(Element boundary records)
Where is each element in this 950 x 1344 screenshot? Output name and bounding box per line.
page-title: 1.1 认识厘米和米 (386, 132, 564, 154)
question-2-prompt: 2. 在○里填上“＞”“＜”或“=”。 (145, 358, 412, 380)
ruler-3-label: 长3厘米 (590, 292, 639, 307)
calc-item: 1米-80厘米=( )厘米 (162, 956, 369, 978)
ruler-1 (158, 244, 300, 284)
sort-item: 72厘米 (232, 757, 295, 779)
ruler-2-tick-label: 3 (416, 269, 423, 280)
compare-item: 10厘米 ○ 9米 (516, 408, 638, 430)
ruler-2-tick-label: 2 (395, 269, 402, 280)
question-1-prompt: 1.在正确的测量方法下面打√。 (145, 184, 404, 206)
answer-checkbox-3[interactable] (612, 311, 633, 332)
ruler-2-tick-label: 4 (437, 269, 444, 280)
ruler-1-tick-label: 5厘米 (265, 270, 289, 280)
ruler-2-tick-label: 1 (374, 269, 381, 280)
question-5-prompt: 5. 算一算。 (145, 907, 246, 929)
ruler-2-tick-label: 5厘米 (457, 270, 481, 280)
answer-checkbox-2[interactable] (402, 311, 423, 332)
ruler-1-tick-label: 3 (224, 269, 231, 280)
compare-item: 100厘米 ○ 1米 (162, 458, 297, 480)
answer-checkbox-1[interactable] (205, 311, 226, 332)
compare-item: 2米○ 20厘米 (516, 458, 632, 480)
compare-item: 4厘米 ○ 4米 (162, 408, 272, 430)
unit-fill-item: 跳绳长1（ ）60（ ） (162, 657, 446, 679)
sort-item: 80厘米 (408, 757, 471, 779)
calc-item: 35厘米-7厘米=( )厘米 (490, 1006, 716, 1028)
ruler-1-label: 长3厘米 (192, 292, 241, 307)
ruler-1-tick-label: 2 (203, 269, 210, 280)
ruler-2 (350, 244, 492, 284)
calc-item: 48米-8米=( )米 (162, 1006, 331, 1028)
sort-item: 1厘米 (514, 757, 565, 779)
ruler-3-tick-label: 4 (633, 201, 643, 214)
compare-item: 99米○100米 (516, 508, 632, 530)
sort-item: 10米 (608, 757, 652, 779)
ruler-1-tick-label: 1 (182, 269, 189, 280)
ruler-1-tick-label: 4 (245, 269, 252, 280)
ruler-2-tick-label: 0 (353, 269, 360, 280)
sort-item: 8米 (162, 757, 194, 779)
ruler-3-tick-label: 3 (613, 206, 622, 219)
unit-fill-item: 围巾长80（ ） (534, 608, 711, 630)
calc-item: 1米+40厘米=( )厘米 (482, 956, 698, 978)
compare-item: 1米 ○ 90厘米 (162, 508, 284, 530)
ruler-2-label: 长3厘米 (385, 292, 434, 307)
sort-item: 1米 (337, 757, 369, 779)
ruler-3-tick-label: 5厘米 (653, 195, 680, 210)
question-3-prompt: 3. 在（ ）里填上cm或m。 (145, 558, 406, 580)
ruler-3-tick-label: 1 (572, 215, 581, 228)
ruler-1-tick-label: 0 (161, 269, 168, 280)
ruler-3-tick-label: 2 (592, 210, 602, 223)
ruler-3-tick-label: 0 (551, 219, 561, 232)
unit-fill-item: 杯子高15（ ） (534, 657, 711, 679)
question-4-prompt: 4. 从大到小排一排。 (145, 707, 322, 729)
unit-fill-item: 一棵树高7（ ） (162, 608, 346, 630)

» Your goal
Copy every line of the records above with no changes.

» Answer to the task
Where is each element in this 950 x 1344 screenshot? Output name and bounding box per line.
page-title: 1.1 认识厘米和米 (386, 132, 564, 154)
question-2-prompt: 2. 在○里填上“＞”“＜”或“=”。 (145, 358, 412, 380)
ruler-3-label: 长3厘米 (590, 292, 639, 307)
calc-item: 1米-80厘米=( )厘米 (162, 956, 369, 978)
ruler-1 (158, 244, 300, 284)
sort-item: 72厘米 (232, 757, 295, 779)
ruler-2-tick-label: 3 (416, 269, 423, 280)
compare-item: 10厘米 ○ 9米 (516, 408, 638, 430)
ruler-2-tick-label: 2 (395, 269, 402, 280)
question-1-prompt: 1.在正确的测量方法下面打√。 (145, 184, 404, 206)
answer-checkbox-3[interactable] (612, 311, 633, 332)
ruler-2-tick-label: 4 (437, 269, 444, 280)
ruler-1-tick-label: 5厘米 (265, 270, 289, 280)
ruler-2-tick-label: 1 (374, 269, 381, 280)
question-5-prompt: 5. 算一算。 (145, 907, 246, 929)
ruler-2-tick-label: 5厘米 (457, 270, 481, 280)
answer-checkbox-2[interactable] (402, 311, 423, 332)
ruler-1-tick-label: 3 (224, 269, 231, 280)
compare-item: 100厘米 ○ 1米 (162, 458, 297, 480)
answer-checkbox-1[interactable] (205, 311, 226, 332)
compare-item: 2米○ 20厘米 (516, 458, 632, 480)
compare-item: 4厘米 ○ 4米 (162, 408, 272, 430)
unit-fill-item: 跳绳长1（ ）60（ ） (162, 657, 446, 679)
sort-item: 80厘米 (408, 757, 471, 779)
calc-item: 35厘米-7厘米=( )厘米 (490, 1006, 716, 1028)
ruler-1-label: 长3厘米 (192, 292, 241, 307)
ruler-1-tick-label: 2 (203, 269, 210, 280)
ruler-2 (350, 244, 492, 284)
calc-item: 48米-8米=( )米 (162, 1006, 331, 1028)
sort-item: 1厘米 (514, 757, 565, 779)
ruler-3-tick-label: 4 (633, 201, 643, 214)
compare-item: 99米○100米 (516, 508, 632, 530)
sort-item: 10米 (608, 757, 652, 779)
ruler-1-tick-label: 1 (182, 269, 189, 280)
ruler-1-tick-label: 4 (245, 269, 252, 280)
ruler-2-tick-label: 0 (353, 269, 360, 280)
sort-item: 8米 (162, 757, 194, 779)
ruler-3-tick-label: 3 (613, 206, 622, 219)
unit-fill-item: 围巾长80（ ） (534, 608, 711, 630)
calc-item: 1米+40厘米=( )厘米 (482, 956, 698, 978)
compare-item: 1米 ○ 90厘米 (162, 508, 284, 530)
ruler-2-label: 长3厘米 (385, 292, 434, 307)
sort-item: 1米 (337, 757, 369, 779)
ruler-3-tick-label: 5厘米 (653, 195, 680, 210)
question-3-prompt: 3. 在（ ）里填上cm或m。 (145, 558, 406, 580)
ruler-3-tick-label: 1 (572, 215, 581, 228)
ruler-1-tick-label: 0 (161, 269, 168, 280)
ruler-3-tick-label: 2 (592, 210, 602, 223)
ruler-3-tick-label: 0 (551, 219, 561, 232)
unit-fill-item: 杯子高15（ ） (534, 657, 711, 679)
question-4-prompt: 4. 从大到小排一排。 (145, 707, 322, 729)
unit-fill-item: 一棵树高7（ ） (162, 608, 346, 630)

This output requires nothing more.